- DATA TO USE
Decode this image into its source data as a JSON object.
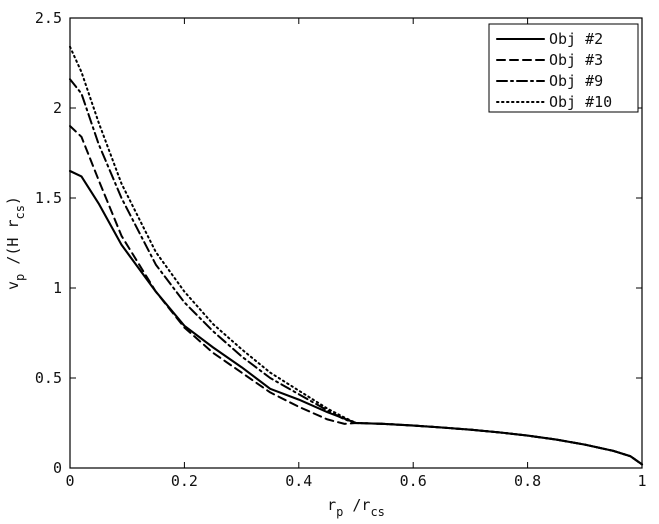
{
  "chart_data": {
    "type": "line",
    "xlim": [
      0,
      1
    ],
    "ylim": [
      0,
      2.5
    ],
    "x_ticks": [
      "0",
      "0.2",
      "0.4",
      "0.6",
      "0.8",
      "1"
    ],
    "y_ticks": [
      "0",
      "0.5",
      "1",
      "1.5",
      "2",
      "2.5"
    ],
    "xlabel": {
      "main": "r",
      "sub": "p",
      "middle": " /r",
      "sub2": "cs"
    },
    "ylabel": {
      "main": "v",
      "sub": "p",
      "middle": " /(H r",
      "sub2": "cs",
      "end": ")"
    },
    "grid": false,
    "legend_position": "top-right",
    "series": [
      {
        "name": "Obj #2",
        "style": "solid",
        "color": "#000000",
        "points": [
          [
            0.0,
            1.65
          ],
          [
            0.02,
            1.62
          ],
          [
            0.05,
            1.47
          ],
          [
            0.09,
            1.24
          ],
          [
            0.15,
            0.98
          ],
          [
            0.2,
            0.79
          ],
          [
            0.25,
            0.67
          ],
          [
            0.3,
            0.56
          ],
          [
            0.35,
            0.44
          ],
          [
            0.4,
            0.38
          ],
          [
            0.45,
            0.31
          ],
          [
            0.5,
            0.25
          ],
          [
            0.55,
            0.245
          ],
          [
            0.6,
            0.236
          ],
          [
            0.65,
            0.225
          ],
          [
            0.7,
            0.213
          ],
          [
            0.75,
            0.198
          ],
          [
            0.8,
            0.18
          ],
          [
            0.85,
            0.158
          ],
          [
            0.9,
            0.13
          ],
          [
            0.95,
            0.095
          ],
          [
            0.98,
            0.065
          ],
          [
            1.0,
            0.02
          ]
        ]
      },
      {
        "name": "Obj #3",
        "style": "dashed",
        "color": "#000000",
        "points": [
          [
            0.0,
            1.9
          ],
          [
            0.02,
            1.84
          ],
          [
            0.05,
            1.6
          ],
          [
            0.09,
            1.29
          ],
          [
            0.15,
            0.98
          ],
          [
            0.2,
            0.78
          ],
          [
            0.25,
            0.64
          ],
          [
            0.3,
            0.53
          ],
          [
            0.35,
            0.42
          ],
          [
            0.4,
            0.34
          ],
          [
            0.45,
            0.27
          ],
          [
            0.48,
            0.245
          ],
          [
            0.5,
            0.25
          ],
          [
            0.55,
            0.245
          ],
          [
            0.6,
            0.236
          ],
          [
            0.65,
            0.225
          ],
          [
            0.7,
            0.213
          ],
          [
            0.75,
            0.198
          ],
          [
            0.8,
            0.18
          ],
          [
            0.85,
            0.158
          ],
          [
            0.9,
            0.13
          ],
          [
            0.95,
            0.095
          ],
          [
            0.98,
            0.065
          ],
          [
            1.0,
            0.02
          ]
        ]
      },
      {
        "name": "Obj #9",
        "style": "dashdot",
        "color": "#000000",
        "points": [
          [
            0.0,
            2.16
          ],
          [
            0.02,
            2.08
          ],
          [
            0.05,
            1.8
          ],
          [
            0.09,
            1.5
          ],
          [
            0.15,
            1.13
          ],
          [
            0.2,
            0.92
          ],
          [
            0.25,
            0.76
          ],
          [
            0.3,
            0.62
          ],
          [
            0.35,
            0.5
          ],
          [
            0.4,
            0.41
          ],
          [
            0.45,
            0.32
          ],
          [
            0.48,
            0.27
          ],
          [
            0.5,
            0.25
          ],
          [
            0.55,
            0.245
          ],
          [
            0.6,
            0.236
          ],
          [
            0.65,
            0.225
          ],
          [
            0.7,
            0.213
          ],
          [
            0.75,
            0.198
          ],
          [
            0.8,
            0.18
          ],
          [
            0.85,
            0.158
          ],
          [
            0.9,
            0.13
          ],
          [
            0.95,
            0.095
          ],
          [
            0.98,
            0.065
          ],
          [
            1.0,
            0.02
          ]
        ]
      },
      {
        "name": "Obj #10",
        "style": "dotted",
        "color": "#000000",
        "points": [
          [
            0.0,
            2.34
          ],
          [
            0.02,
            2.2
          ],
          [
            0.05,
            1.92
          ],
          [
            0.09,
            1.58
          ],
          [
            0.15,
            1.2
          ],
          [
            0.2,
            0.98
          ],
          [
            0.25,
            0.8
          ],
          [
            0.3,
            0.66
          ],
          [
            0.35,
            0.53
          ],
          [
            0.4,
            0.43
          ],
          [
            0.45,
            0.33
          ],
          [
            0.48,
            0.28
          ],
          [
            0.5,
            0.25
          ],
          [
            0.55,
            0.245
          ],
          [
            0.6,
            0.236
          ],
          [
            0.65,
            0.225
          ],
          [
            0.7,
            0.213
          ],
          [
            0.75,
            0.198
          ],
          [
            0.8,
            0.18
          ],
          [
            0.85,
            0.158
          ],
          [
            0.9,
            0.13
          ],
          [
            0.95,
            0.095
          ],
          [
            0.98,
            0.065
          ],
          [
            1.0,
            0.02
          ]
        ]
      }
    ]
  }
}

- EXERCISE PROMPT
Reproduce all the entries that precede this task, word for word, minus any pictures.

- TASK RESPONSE
Decode this image into its source data as a JSON object.
{
  "chart_data": {
    "type": "line",
    "xlim": [
      0,
      1
    ],
    "ylim": [
      0,
      2.5
    ],
    "x_ticks": [
      "0",
      "0.2",
      "0.4",
      "0.6",
      "0.8",
      "1"
    ],
    "y_ticks": [
      "0",
      "0.5",
      "1",
      "1.5",
      "2",
      "2.5"
    ],
    "xlabel": {
      "main": "r",
      "sub": "p",
      "middle": " /r",
      "sub2": "cs"
    },
    "ylabel": {
      "main": "v",
      "sub": "p",
      "middle": " /(H r",
      "sub2": "cs",
      "end": ")"
    },
    "grid": false,
    "legend_position": "top-right",
    "series": [
      {
        "name": "Obj #2",
        "style": "solid",
        "color": "#000000",
        "points": [
          [
            0.0,
            1.65
          ],
          [
            0.02,
            1.62
          ],
          [
            0.05,
            1.47
          ],
          [
            0.09,
            1.24
          ],
          [
            0.15,
            0.98
          ],
          [
            0.2,
            0.79
          ],
          [
            0.25,
            0.67
          ],
          [
            0.3,
            0.56
          ],
          [
            0.35,
            0.44
          ],
          [
            0.4,
            0.38
          ],
          [
            0.45,
            0.31
          ],
          [
            0.5,
            0.25
          ],
          [
            0.55,
            0.245
          ],
          [
            0.6,
            0.236
          ],
          [
            0.65,
            0.225
          ],
          [
            0.7,
            0.213
          ],
          [
            0.75,
            0.198
          ],
          [
            0.8,
            0.18
          ],
          [
            0.85,
            0.158
          ],
          [
            0.9,
            0.13
          ],
          [
            0.95,
            0.095
          ],
          [
            0.98,
            0.065
          ],
          [
            1.0,
            0.02
          ]
        ]
      },
      {
        "name": "Obj #3",
        "style": "dashed",
        "color": "#000000",
        "points": [
          [
            0.0,
            1.9
          ],
          [
            0.02,
            1.84
          ],
          [
            0.05,
            1.6
          ],
          [
            0.09,
            1.29
          ],
          [
            0.15,
            0.98
          ],
          [
            0.2,
            0.78
          ],
          [
            0.25,
            0.64
          ],
          [
            0.3,
            0.53
          ],
          [
            0.35,
            0.42
          ],
          [
            0.4,
            0.34
          ],
          [
            0.45,
            0.27
          ],
          [
            0.48,
            0.245
          ],
          [
            0.5,
            0.25
          ],
          [
            0.55,
            0.245
          ],
          [
            0.6,
            0.236
          ],
          [
            0.65,
            0.225
          ],
          [
            0.7,
            0.213
          ],
          [
            0.75,
            0.198
          ],
          [
            0.8,
            0.18
          ],
          [
            0.85,
            0.158
          ],
          [
            0.9,
            0.13
          ],
          [
            0.95,
            0.095
          ],
          [
            0.98,
            0.065
          ],
          [
            1.0,
            0.02
          ]
        ]
      },
      {
        "name": "Obj #9",
        "style": "dashdot",
        "color": "#000000",
        "points": [
          [
            0.0,
            2.16
          ],
          [
            0.02,
            2.08
          ],
          [
            0.05,
            1.8
          ],
          [
            0.09,
            1.5
          ],
          [
            0.15,
            1.13
          ],
          [
            0.2,
            0.92
          ],
          [
            0.25,
            0.76
          ],
          [
            0.3,
            0.62
          ],
          [
            0.35,
            0.5
          ],
          [
            0.4,
            0.41
          ],
          [
            0.45,
            0.32
          ],
          [
            0.48,
            0.27
          ],
          [
            0.5,
            0.25
          ],
          [
            0.55,
            0.245
          ],
          [
            0.6,
            0.236
          ],
          [
            0.65,
            0.225
          ],
          [
            0.7,
            0.213
          ],
          [
            0.75,
            0.198
          ],
          [
            0.8,
            0.18
          ],
          [
            0.85,
            0.158
          ],
          [
            0.9,
            0.13
          ],
          [
            0.95,
            0.095
          ],
          [
            0.98,
            0.065
          ],
          [
            1.0,
            0.02
          ]
        ]
      },
      {
        "name": "Obj #10",
        "style": "dotted",
        "color": "#000000",
        "points": [
          [
            0.0,
            2.34
          ],
          [
            0.02,
            2.2
          ],
          [
            0.05,
            1.92
          ],
          [
            0.09,
            1.58
          ],
          [
            0.15,
            1.2
          ],
          [
            0.2,
            0.98
          ],
          [
            0.25,
            0.8
          ],
          [
            0.3,
            0.66
          ],
          [
            0.35,
            0.53
          ],
          [
            0.4,
            0.43
          ],
          [
            0.45,
            0.33
          ],
          [
            0.48,
            0.28
          ],
          [
            0.5,
            0.25
          ],
          [
            0.55,
            0.245
          ],
          [
            0.6,
            0.236
          ],
          [
            0.65,
            0.225
          ],
          [
            0.7,
            0.213
          ],
          [
            0.75,
            0.198
          ],
          [
            0.8,
            0.18
          ],
          [
            0.85,
            0.158
          ],
          [
            0.9,
            0.13
          ],
          [
            0.95,
            0.095
          ],
          [
            0.98,
            0.065
          ],
          [
            1.0,
            0.02
          ]
        ]
      }
    ]
  }
}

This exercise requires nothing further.